WRITTEN TASK.
Quote every line below exactly and skip any picture.

Figure record extracts

━━━━━━━━━━━━━━━━

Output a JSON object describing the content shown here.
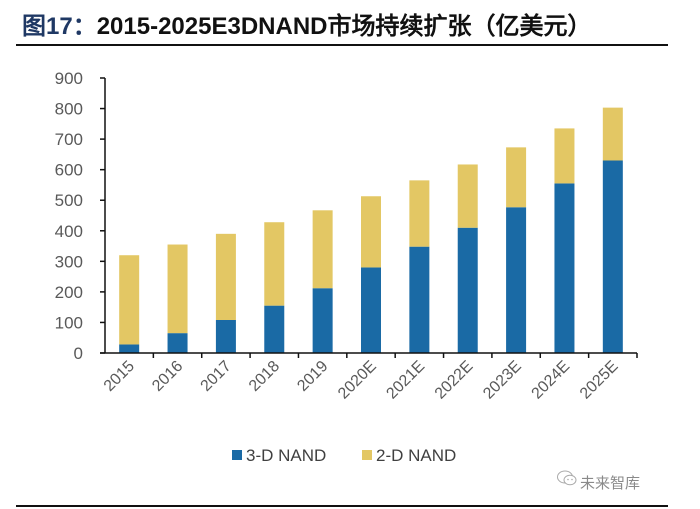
{
  "title": {
    "prefix": "图17：",
    "text": "2015-2025E3DNAND市场持续扩张（亿美元）"
  },
  "watermark": "未来智库",
  "chart_data": {
    "type": "bar",
    "stacked": true,
    "title": "2015-2025E3DNAND市场持续扩张（亿美元）",
    "xlabel": "",
    "ylabel": "",
    "categories": [
      "2015",
      "2016",
      "2017",
      "2018",
      "2019",
      "2020E",
      "2021E",
      "2022E",
      "2023E",
      "2024E",
      "2025E"
    ],
    "series": [
      {
        "name": "3-D NAND",
        "color": "#1a6aa5",
        "values": [
          28,
          65,
          108,
          155,
          212,
          280,
          348,
          410,
          477,
          555,
          630
        ]
      },
      {
        "name": "2-D NAND",
        "color": "#e3c764",
        "values": [
          292,
          290,
          282,
          273,
          255,
          233,
          217,
          207,
          196,
          180,
          173
        ]
      }
    ],
    "totals": [
      320,
      355,
      390,
      428,
      467,
      513,
      565,
      617,
      673,
      735,
      803
    ],
    "ylim": [
      0,
      900
    ],
    "yticks": [
      0,
      100,
      200,
      300,
      400,
      500,
      600,
      700,
      800,
      900
    ],
    "grid": false,
    "legend": "bottom-center"
  }
}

━━━━━━━━━━━━━━━━

EXERCISE SOLUTION.
Output a JSON object describing the content shown here.
{
  "title": {
    "prefix": "图17：",
    "text": "2015-2025E3DNAND市场持续扩张（亿美元）"
  },
  "watermark": "未来智库",
  "chart_data": {
    "type": "bar",
    "stacked": true,
    "title": "2015-2025E3DNAND市场持续扩张（亿美元）",
    "xlabel": "",
    "ylabel": "",
    "categories": [
      "2015",
      "2016",
      "2017",
      "2018",
      "2019",
      "2020E",
      "2021E",
      "2022E",
      "2023E",
      "2024E",
      "2025E"
    ],
    "series": [
      {
        "name": "3-D NAND",
        "color": "#1a6aa5",
        "values": [
          28,
          65,
          108,
          155,
          212,
          280,
          348,
          410,
          477,
          555,
          630
        ]
      },
      {
        "name": "2-D NAND",
        "color": "#e3c764",
        "values": [
          292,
          290,
          282,
          273,
          255,
          233,
          217,
          207,
          196,
          180,
          173
        ]
      }
    ],
    "totals": [
      320,
      355,
      390,
      428,
      467,
      513,
      565,
      617,
      673,
      735,
      803
    ],
    "ylim": [
      0,
      900
    ],
    "yticks": [
      0,
      100,
      200,
      300,
      400,
      500,
      600,
      700,
      800,
      900
    ],
    "grid": false,
    "legend": "bottom-center"
  }
}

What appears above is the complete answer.